## BEGIN
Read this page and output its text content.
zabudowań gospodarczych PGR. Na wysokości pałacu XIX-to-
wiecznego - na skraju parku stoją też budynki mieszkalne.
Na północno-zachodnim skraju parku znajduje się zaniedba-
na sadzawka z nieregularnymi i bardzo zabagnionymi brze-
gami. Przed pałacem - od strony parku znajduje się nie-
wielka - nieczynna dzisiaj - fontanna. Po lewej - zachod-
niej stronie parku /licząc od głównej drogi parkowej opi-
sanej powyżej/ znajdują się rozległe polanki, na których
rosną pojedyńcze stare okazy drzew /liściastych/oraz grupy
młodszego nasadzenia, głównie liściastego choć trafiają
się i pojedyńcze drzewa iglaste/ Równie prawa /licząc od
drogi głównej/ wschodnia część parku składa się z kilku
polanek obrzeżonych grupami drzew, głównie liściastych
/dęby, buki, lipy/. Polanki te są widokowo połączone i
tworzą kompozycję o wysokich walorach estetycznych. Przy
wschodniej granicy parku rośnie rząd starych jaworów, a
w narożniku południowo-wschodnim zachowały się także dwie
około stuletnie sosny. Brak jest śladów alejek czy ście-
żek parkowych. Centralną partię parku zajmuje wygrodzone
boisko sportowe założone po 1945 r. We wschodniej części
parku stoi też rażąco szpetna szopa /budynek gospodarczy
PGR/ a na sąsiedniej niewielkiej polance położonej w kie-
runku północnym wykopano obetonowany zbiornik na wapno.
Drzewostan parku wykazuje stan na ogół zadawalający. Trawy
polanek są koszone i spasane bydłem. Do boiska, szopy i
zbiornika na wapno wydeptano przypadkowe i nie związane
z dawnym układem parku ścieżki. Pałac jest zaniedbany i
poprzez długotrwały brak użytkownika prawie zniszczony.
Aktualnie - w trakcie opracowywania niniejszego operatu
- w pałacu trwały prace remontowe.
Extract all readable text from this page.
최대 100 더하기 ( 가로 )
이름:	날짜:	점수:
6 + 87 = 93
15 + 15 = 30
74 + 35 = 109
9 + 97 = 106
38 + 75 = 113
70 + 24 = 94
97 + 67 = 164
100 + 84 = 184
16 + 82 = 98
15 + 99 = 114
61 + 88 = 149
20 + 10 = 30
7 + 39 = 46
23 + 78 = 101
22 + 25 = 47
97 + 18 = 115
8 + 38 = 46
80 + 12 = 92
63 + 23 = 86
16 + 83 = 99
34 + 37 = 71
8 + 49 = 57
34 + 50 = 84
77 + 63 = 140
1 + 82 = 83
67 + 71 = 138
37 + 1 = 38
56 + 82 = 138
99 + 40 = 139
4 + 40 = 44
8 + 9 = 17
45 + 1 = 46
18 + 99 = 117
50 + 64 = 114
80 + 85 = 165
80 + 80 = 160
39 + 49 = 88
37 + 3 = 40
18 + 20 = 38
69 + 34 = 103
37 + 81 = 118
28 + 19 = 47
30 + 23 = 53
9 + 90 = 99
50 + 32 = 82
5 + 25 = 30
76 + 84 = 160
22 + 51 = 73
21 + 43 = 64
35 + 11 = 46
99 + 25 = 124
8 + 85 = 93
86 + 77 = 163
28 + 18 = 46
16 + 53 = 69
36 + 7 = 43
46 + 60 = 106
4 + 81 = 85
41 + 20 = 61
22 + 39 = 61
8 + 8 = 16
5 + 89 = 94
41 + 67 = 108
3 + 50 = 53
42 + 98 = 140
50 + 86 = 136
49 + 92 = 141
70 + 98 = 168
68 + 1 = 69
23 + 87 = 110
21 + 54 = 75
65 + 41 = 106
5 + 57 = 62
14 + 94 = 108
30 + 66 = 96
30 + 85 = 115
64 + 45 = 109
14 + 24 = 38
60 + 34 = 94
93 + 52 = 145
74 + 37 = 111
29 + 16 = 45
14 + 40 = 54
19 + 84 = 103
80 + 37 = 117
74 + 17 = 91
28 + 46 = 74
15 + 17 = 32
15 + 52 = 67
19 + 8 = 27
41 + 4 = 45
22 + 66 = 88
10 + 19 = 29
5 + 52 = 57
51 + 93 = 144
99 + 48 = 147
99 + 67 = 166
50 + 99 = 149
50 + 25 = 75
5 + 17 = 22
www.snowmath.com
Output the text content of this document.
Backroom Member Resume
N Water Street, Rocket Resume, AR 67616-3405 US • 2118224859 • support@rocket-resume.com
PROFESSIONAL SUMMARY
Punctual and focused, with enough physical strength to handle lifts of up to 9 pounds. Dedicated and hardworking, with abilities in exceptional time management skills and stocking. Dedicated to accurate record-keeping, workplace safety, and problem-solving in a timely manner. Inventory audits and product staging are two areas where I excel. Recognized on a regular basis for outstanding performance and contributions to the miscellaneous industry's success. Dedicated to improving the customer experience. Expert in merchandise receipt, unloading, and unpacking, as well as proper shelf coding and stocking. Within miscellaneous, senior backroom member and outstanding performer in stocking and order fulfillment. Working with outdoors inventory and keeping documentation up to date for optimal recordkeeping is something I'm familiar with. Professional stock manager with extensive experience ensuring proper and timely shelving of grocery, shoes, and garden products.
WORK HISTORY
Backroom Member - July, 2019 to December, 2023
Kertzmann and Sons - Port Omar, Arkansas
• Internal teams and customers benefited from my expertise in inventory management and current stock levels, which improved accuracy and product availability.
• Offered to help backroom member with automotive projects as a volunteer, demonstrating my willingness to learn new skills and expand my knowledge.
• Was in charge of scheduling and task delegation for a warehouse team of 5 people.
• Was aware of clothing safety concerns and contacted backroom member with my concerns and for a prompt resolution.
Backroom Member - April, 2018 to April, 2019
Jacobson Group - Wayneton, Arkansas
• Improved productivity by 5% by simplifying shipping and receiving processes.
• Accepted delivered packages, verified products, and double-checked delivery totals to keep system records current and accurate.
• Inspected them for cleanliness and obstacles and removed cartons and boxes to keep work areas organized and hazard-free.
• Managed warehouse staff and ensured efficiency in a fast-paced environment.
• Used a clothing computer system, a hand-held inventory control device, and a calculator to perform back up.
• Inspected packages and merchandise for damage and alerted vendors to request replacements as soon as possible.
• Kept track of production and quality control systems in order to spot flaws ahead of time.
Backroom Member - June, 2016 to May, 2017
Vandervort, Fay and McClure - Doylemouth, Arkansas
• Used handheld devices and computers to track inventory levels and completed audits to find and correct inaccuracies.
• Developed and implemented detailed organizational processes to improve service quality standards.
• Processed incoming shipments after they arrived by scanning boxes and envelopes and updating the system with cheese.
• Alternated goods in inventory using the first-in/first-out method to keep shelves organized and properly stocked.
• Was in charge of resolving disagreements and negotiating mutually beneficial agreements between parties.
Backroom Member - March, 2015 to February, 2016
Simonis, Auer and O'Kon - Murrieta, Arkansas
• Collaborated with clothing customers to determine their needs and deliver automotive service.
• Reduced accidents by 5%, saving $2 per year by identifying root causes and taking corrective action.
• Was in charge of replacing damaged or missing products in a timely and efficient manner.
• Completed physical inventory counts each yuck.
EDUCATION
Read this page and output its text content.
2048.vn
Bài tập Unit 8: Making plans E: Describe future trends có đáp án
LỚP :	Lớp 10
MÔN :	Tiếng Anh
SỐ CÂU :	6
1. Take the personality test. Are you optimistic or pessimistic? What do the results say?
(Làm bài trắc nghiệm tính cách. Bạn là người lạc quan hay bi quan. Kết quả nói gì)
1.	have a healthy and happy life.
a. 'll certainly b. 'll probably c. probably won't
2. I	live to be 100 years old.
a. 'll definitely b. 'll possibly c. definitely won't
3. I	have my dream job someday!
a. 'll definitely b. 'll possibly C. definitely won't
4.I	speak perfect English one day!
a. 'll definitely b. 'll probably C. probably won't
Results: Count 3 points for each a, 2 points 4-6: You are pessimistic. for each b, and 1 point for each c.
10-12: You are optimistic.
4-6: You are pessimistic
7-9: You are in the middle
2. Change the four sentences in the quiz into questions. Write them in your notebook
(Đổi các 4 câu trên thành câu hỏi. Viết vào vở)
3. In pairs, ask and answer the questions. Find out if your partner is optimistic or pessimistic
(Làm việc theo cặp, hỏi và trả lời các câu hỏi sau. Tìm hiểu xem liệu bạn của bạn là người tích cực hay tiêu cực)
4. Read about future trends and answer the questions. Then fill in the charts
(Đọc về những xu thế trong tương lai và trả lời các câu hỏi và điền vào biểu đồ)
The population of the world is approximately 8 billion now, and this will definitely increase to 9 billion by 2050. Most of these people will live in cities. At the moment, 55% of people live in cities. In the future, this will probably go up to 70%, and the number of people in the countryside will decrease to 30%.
## END
### REQUIREMENTS
Where a line of the material above holds the string "charge", copy that line.

### ANSWER TO THE PROBLEM
• Was in charge of scheduling and task delegation for a warehouse team of 5 people.
• Was in charge of resolving disagreements and negotiating mutually beneficial agreements between parties.
• Was in charge of replacing damaged or missing products in a timely and efficient manner.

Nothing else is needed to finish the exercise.